**** Records
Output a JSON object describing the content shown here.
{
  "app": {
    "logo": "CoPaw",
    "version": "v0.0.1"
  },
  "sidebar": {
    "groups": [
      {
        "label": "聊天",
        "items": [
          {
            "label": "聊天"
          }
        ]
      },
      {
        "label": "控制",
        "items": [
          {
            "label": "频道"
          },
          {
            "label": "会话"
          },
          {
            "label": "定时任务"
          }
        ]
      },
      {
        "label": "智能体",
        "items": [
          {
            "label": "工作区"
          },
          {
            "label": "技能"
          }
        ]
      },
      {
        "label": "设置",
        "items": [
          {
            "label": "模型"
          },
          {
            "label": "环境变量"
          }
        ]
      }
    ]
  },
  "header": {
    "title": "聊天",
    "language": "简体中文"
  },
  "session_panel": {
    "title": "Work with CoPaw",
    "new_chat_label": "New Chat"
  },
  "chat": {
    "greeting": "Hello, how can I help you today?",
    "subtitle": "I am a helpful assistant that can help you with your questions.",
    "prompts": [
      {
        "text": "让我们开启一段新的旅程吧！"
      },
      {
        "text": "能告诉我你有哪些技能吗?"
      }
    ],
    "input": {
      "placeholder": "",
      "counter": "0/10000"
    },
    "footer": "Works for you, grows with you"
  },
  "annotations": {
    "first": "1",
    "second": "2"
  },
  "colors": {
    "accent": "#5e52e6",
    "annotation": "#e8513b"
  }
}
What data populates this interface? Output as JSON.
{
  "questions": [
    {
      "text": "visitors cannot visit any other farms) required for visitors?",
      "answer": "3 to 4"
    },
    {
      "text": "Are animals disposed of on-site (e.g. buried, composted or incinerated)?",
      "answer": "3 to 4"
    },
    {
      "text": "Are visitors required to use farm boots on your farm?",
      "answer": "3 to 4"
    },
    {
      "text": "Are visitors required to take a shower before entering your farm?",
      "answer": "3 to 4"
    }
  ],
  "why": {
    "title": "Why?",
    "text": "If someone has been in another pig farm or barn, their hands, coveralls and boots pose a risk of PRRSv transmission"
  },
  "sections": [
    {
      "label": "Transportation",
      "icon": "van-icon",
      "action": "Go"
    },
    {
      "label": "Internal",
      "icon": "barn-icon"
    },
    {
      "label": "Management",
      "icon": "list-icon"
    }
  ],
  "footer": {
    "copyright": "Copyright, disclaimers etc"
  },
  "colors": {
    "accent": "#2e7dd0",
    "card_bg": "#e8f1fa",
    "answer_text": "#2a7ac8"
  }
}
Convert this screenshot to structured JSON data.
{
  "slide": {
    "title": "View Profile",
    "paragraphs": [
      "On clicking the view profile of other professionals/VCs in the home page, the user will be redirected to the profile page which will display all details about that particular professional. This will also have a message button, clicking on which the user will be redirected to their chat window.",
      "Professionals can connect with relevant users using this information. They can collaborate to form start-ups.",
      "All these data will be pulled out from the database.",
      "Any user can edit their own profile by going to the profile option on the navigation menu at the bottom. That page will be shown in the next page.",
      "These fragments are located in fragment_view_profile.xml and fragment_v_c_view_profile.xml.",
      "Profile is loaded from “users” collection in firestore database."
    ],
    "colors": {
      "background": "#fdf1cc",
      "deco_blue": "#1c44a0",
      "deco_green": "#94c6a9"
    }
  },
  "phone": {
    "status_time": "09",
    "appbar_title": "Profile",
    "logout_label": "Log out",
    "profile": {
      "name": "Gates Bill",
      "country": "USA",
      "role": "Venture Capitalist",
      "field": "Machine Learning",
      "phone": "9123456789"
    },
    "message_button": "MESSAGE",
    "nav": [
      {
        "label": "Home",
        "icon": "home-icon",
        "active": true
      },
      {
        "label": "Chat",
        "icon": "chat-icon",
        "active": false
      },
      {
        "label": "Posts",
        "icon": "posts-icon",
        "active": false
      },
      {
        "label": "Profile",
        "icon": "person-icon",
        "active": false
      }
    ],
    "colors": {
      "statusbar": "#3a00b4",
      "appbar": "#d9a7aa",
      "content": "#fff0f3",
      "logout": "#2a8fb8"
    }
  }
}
********
→ **Work to be completed**
Go through the material line by line. Show each line that contains the string "visitors".

→ **Solved exercise**
      "text": "visitors cannot visit any other farms) required for visitors?",
      "text": "Are visitors required to use farm boots on your farm?",
      "text": "Are visitors required to take a shower before entering your farm?",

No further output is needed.